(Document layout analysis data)
____________
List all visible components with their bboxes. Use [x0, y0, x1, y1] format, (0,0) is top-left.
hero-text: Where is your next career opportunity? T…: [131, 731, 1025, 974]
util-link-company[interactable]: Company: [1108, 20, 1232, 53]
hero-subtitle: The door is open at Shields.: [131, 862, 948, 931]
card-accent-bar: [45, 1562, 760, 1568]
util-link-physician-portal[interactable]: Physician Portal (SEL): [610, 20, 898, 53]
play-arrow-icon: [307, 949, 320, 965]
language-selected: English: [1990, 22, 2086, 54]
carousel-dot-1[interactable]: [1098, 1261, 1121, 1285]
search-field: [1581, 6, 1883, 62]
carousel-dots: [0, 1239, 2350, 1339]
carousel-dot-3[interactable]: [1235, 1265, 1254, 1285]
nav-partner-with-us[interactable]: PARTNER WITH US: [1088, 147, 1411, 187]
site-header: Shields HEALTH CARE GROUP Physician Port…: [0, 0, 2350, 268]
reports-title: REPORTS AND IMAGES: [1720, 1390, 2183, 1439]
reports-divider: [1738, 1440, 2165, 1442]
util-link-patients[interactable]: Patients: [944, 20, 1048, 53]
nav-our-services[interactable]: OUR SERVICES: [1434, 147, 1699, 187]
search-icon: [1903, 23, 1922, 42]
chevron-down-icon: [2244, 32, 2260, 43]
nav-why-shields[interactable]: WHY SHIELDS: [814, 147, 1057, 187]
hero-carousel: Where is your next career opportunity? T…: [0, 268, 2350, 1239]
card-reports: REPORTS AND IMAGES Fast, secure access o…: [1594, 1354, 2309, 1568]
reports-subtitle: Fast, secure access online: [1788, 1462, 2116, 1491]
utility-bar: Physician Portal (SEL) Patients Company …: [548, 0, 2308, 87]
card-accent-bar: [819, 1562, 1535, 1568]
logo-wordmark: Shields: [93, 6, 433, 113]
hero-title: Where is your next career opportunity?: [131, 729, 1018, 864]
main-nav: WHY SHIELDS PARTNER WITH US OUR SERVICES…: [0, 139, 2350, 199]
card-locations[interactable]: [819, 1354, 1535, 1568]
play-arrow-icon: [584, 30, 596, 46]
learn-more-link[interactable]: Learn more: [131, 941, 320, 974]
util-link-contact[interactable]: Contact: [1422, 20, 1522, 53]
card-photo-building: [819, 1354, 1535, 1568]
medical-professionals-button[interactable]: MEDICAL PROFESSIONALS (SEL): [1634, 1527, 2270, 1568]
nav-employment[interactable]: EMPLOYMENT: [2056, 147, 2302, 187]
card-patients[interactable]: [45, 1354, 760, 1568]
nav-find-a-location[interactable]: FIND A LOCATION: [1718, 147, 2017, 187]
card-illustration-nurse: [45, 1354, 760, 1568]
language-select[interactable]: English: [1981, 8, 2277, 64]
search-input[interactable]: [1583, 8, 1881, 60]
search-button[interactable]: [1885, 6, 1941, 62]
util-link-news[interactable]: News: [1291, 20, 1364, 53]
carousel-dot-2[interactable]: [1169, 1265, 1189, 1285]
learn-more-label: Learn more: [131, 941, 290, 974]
____________
**Work task**
Go through the records above and copy each line where "hero" is found.

**Finished exercise**
hero-text: Where is your next career opportunity? T…: [131, 731, 1025, 974]
hero-subtitle: The door is open at Shields.: [131, 862, 948, 931]
hero-carousel: Where is your next career opportunity? T…: [0, 268, 2350, 1239]
hero-title: Where is your next career opportunity?: [131, 729, 1018, 864]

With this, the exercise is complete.